===== Extracted data
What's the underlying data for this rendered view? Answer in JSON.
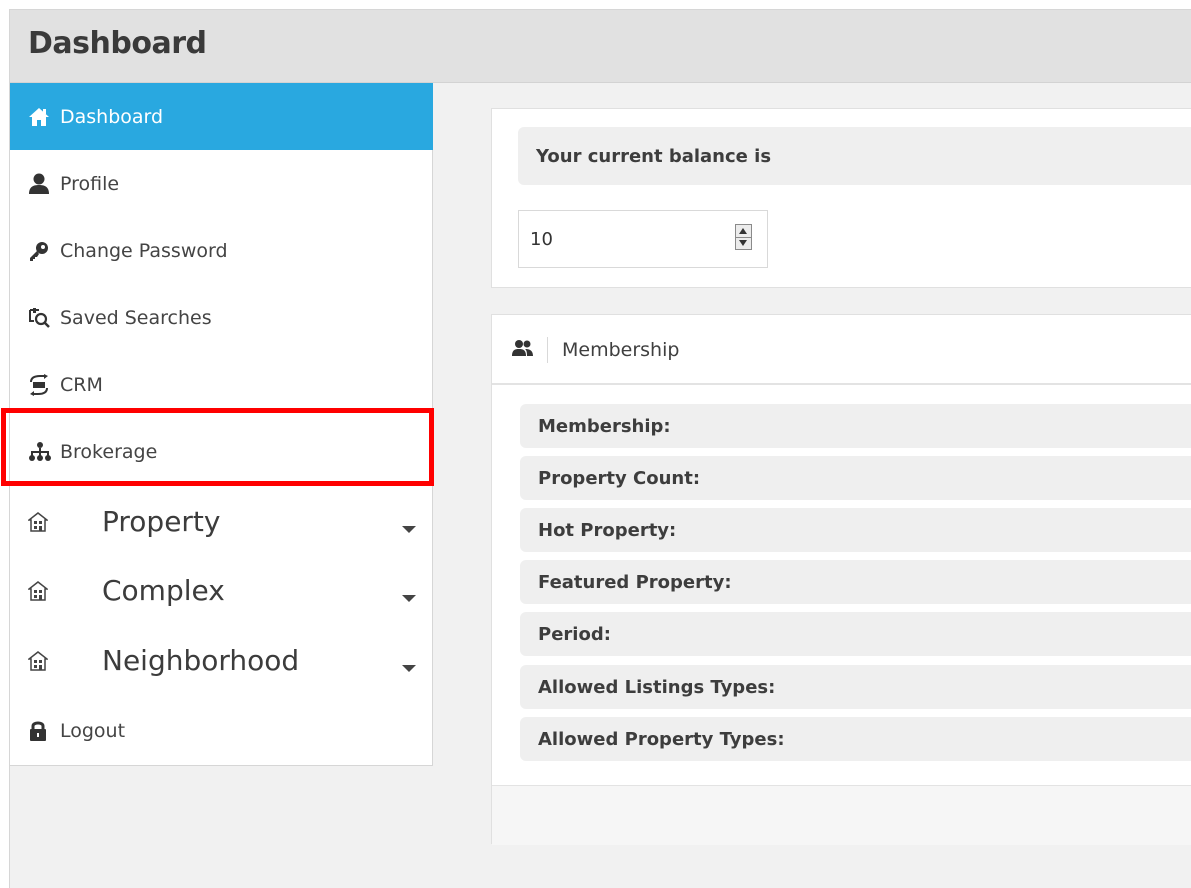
{
  "page": {
    "title": "Dashboard"
  },
  "sidebar": {
    "items": [
      {
        "label": "Dashboard",
        "icon": "home-icon",
        "active": true
      },
      {
        "label": "Profile",
        "icon": "user-icon"
      },
      {
        "label": "Change Password",
        "icon": "key-icon"
      },
      {
        "label": "Saved Searches",
        "icon": "saved-search-icon"
      },
      {
        "label": "CRM",
        "icon": "crm-icon"
      },
      {
        "label": "Brokerage",
        "icon": "sitemap-icon",
        "highlighted": true
      },
      {
        "label": "Property",
        "icon": "building-icon",
        "expandable": true
      },
      {
        "label": "Complex",
        "icon": "building-icon",
        "expandable": true
      },
      {
        "label": "Neighborhood",
        "icon": "building-icon",
        "expandable": true
      },
      {
        "label": "Logout",
        "icon": "lock-icon"
      }
    ]
  },
  "balance": {
    "label": "Your current balance is",
    "value": "10"
  },
  "membership": {
    "title": "Membership",
    "icon": "users-icon",
    "rows": [
      "Membership:",
      "Property Count:",
      "Hot Property:",
      "Featured Property:",
      "Period:",
      "Allowed Listings Types:",
      "Allowed Property Types:"
    ]
  },
  "colors": {
    "accent": "#29a8e0",
    "highlight": "#ff0000",
    "header_bg": "#e1e1e1",
    "page_bg": "#f1f1f1"
  }
}
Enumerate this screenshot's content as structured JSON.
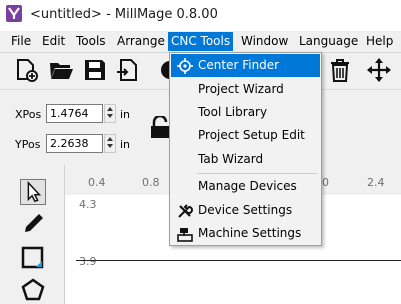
==========
Keep only the lines that hold the string "Types", and copy them out.

■ **Full response**:
      "Allowed Listings Types:",
      "Allowed Property Types:"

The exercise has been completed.